▶ _Instructions to follow_
Tally the lines in these records that hold the string "text", and reply with the number alone.

▶ _Given records_
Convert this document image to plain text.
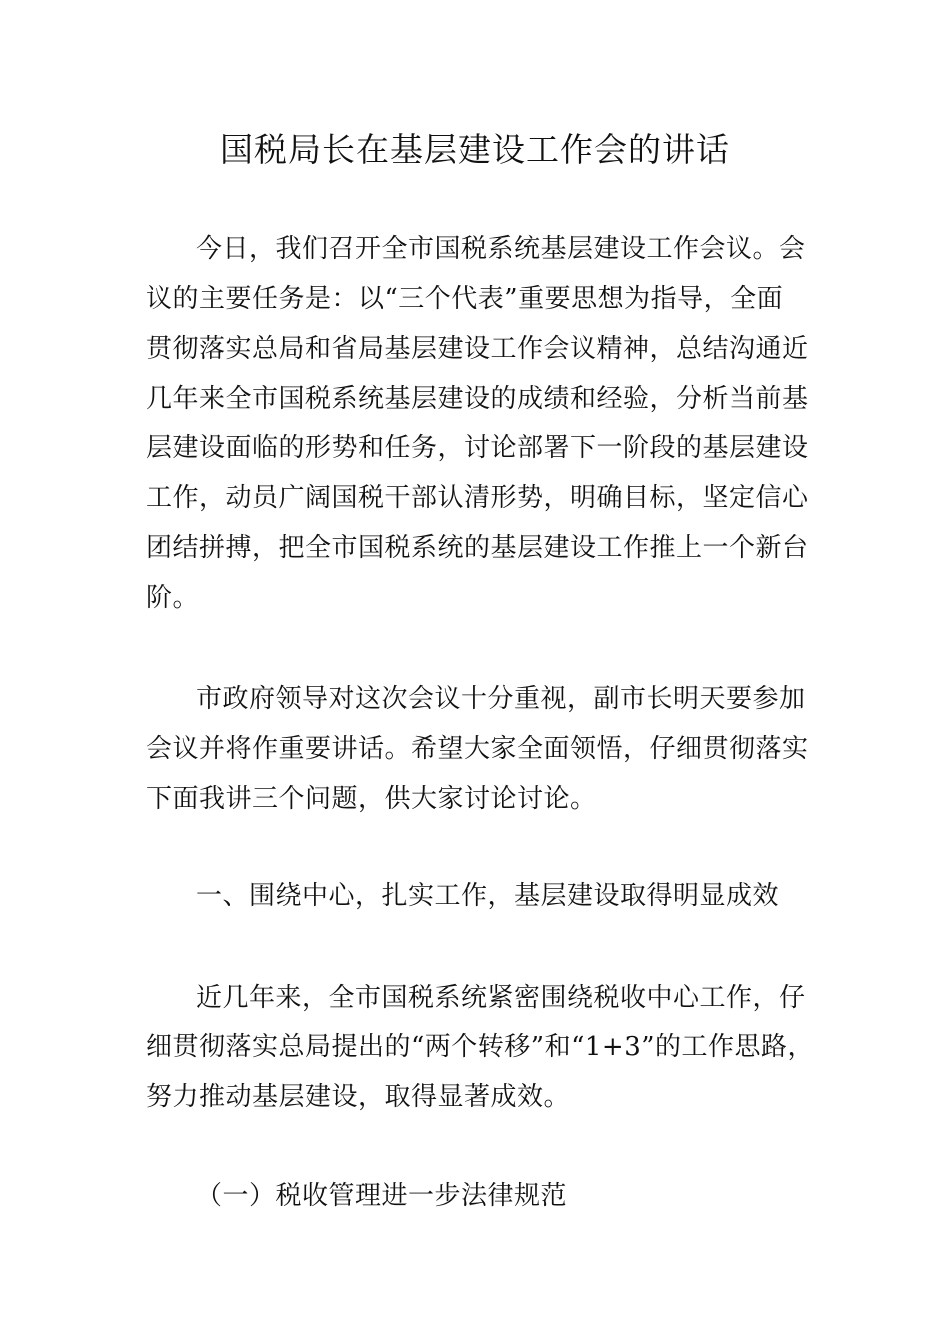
国税局长在基层建设工作会的讲话
今日，我们召开全市国税系统基层建设工作会议。会
议的主要任务是：以“三个代表”重要思想为指导，全面
贯彻落实总局和省局基层建设工作会议精神，总结沟通近
几年来全市国税系统基层建设的成绩和经验，分析当前基
层建设面临的形势和任务，讨论部署下一阶段的基层建设
工作，动员广阔国税干部认清形势，明确目标，坚定信心
团结拼搏，把全市国税系统的基层建设工作推上一个新台
阶。
市政府领导对这次会议十分重视，副市长明天要参加
会议并将作重要讲话。希望大家全面领悟，仔细贯彻落实
下面我讲三个问题，供大家讨论讨论。
一、围绕中心，扎实工作，基层建设取得明显成效
近几年来，全市国税系统紧密围绕税收中心工作，仔
细贯彻落实总局提出的“两个转移”和“1+3”的工作思路，
努力推动基层建设，取得显著成效。
（一）税收管理进一步法律规范
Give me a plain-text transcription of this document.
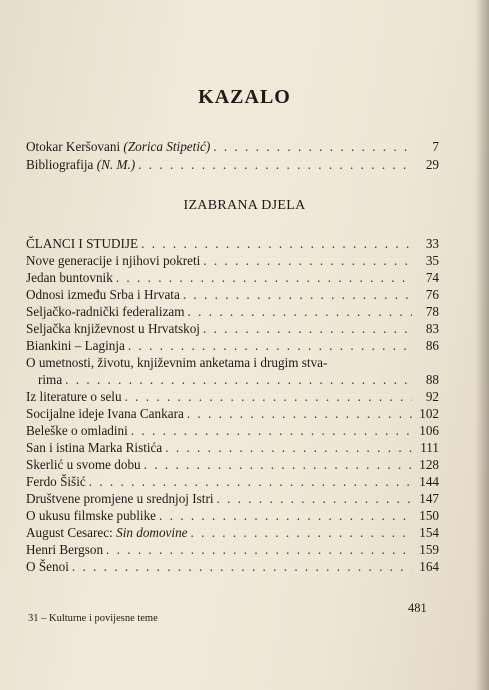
KAZALO
Otokar Keršovani (Zorica Stipetić) . . .	7
Bibliografija (N. M.) . . .	29
IZABRANA DJELA
ČLANCI I STUDIJE . . .	33
Nove generacije i njihovi pokreti . . .	35
Jedan buntovnik . . .	74
Odnosi između Srba i Hrvata . . .	76
Seljačko-radnički federalizam . . .	78
Seljačka književnost u Hrvatskoj . . .	83
Biankini – Laginja . . .	86
O umetnosti, životu, književnim anketama i drugim stva-
rima . . .	88
Iz literature o selu . . .	92
Socijalne ideje Ivana Cankara . . .	102
Beleške o omladini . . .	106
San i istina Marka Ristića . . .	111
Skerlić u svome dobu . . .	128
Ferdo Šišić . . .	144
Društvene promjene u srednjoj Istri . . .	147
O ukusu filmske publike . . .	150
August Cesarec: Sin domovine . . .	154
Henri Bergson . . .	159
O Šenoi . . .	164
481
31 – Kulturne i povijesne teme
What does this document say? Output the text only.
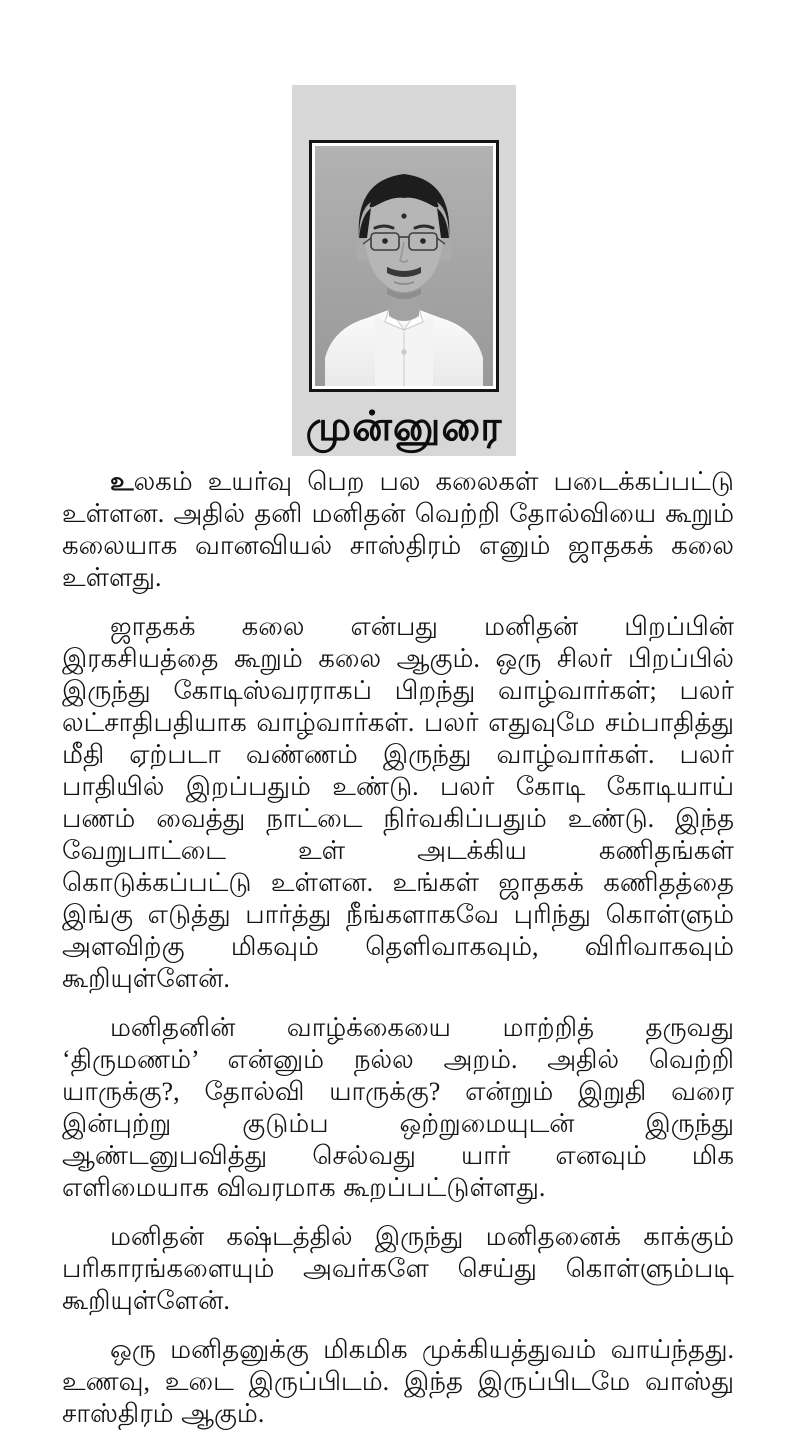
முன்னுரை

உலகம் உயர்வு பெற பல கலைகள் படைக்கப்பட்டு உள்ளன. அதில் தனி மனிதன் வெற்றி தோல்வியை கூறும் கலையாக வானவியல் சாஸ்திரம் எனும் ஜாதகக் கலை உள்ளது.

ஜாதகக் கலை என்பது மனிதன் பிறப்பின் இரகசியத்தை கூறும் கலை ஆகும். ஒரு சிலர் பிறப்பில் இருந்து கோடிஸ்வரராகப் பிறந்து வாழ்வார்கள்; பலர் லட்சாதிபதியாக வாழ்வார்கள். பலர் எதுவுமே சம்பாதித்து மீதி ஏற்படா வண்ணம் இருந்து வாழ்வார்கள். பலர் பாதியில் இறப்பதும் உண்டு. பலர் கோடி கோடியாய் பணம் வைத்து நாட்டை நிர்வகிப்பதும் உண்டு. இந்த வேறுபாட்டை உள் அடக்கிய கணிதங்கள் கொடுக்கப்பட்டு உள்ளன. உங்கள் ஜாதகக் கணிதத்தை இங்கு எடுத்து பார்த்து நீங்களாகவே புரிந்து கொள்ளும் அளவிற்கு மிகவும் தெளிவாகவும், விரிவாகவும் கூறியுள்ளேன்.

மனிதனின் வாழ்க்கையை மாற்றித் தருவது ‘திருமணம்’ என்னும் நல்ல அறம். அதில் வெற்றி யாருக்கு?, தோல்வி யாருக்கு? என்றும் இறுதி வரை இன்புற்று குடும்ப ஒற்றுமையுடன் இருந்து ஆண்டனுபவித்து செல்வது யார் எனவும் மிக எளிமையாக விவரமாக கூறப்பட்டுள்ளது.

மனிதன் கஷ்டத்தில் இருந்து மனிதனைக் காக்கும் பரிகாரங்களையும் அவர்களே செய்து கொள்ளும்படி கூறியுள்ளேன்.

ஒரு மனிதனுக்கு மிகமிக முக்கியத்துவம் வாய்ந்தது. உணவு, உடை இருப்பிடம். இந்த இருப்பிடமே வாஸ்து சாஸ்திரம் ஆகும்.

▶ _Task output_
3